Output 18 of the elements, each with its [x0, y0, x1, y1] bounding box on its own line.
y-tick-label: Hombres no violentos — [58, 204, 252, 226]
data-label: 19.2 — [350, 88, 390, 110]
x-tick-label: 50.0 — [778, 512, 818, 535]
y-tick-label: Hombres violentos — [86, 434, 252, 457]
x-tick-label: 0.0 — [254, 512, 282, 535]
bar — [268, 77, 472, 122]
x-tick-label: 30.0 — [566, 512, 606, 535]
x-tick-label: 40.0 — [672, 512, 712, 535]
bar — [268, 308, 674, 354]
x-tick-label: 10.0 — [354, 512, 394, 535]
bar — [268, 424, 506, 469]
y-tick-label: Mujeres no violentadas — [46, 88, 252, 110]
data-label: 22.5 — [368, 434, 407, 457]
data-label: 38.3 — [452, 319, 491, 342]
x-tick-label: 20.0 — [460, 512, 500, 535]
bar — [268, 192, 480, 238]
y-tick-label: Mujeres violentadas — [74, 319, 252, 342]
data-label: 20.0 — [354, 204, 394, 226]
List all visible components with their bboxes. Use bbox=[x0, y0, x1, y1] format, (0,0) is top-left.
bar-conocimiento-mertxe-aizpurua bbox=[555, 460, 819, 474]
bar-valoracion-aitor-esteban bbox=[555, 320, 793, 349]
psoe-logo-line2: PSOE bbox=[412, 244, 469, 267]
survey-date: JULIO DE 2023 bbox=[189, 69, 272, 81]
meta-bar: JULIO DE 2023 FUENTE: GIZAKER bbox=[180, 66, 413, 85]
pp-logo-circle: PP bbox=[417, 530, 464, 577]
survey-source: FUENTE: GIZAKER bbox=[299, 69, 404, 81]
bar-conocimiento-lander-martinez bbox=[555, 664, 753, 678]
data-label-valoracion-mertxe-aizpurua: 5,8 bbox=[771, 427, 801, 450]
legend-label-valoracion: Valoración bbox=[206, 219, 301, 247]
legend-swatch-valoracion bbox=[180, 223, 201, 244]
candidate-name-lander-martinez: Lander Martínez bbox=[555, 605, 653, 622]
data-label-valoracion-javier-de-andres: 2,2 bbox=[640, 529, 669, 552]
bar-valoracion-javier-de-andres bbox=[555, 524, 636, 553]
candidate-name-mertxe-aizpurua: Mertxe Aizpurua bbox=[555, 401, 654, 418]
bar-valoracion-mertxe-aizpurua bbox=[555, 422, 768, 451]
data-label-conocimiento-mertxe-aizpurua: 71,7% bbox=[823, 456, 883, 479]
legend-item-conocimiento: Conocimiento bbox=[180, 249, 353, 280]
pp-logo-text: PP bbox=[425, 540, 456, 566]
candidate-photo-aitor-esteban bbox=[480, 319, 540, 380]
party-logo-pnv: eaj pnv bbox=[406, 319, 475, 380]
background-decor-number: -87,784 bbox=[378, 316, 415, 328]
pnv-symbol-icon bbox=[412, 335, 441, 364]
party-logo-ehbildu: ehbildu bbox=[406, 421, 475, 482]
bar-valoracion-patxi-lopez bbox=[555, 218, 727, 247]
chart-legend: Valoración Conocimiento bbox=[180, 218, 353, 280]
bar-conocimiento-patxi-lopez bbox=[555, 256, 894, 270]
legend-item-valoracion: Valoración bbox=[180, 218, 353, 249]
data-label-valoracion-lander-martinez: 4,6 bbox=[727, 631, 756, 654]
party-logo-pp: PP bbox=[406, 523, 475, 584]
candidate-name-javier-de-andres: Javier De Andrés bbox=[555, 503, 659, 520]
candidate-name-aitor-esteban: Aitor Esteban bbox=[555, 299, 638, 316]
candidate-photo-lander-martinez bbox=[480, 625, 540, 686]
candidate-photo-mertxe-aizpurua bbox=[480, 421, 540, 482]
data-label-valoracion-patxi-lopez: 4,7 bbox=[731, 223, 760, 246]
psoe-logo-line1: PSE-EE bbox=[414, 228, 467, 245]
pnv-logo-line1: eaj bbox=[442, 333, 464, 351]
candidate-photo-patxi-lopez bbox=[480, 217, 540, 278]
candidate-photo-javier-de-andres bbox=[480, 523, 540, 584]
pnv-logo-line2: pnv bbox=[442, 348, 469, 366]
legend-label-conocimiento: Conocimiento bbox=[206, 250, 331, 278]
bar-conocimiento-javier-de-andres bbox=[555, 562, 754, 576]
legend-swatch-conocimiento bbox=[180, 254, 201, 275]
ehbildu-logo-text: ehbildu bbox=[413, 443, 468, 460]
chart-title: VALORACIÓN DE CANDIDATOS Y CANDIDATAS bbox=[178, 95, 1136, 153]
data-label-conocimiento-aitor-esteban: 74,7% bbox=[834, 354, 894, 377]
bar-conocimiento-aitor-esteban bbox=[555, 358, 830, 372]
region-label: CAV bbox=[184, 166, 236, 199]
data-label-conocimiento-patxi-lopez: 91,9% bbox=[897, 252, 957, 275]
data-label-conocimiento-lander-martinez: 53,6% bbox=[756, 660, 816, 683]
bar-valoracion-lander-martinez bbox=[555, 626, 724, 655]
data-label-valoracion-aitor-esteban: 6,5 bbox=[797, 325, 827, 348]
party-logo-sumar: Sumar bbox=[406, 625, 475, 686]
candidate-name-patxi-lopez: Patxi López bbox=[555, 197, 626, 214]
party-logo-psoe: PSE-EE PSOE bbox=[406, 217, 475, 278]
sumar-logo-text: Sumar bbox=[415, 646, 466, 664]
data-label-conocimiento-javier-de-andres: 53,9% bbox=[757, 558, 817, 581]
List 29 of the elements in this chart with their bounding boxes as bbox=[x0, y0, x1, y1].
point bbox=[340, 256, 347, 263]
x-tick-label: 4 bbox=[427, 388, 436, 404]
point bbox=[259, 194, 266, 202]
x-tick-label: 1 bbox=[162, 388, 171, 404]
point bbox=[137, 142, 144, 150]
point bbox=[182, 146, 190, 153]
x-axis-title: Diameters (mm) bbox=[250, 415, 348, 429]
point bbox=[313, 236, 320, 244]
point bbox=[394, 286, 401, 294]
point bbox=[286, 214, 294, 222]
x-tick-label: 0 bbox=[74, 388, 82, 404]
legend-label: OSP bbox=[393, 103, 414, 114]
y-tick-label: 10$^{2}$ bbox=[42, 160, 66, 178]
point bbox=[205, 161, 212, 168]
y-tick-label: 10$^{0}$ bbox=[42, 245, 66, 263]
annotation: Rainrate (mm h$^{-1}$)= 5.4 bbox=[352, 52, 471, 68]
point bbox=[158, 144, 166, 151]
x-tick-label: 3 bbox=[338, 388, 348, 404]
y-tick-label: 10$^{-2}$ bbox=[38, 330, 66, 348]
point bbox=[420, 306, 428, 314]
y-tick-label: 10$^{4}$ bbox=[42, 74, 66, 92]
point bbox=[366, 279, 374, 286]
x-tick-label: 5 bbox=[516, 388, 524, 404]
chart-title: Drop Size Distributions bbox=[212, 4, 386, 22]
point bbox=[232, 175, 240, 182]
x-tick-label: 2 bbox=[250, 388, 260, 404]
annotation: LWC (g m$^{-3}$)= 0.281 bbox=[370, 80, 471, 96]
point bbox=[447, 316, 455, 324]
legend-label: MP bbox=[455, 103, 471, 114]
* * *
● Short problem
Copy the records above word for word, starting at their first line and ending with the line that contains "y-tick-label: Hombres violentos".

● Output of the task
Output 18 of the elements, each with its [x0, y0, x1, y1] bounding box on its own line.
y-tick-label: Hombres no violentos — [58, 204, 252, 226]
data-label: 19.2 — [350, 88, 390, 110]
x-tick-label: 50.0 — [778, 512, 818, 535]
y-tick-label: Hombres violentos — [86, 434, 252, 457]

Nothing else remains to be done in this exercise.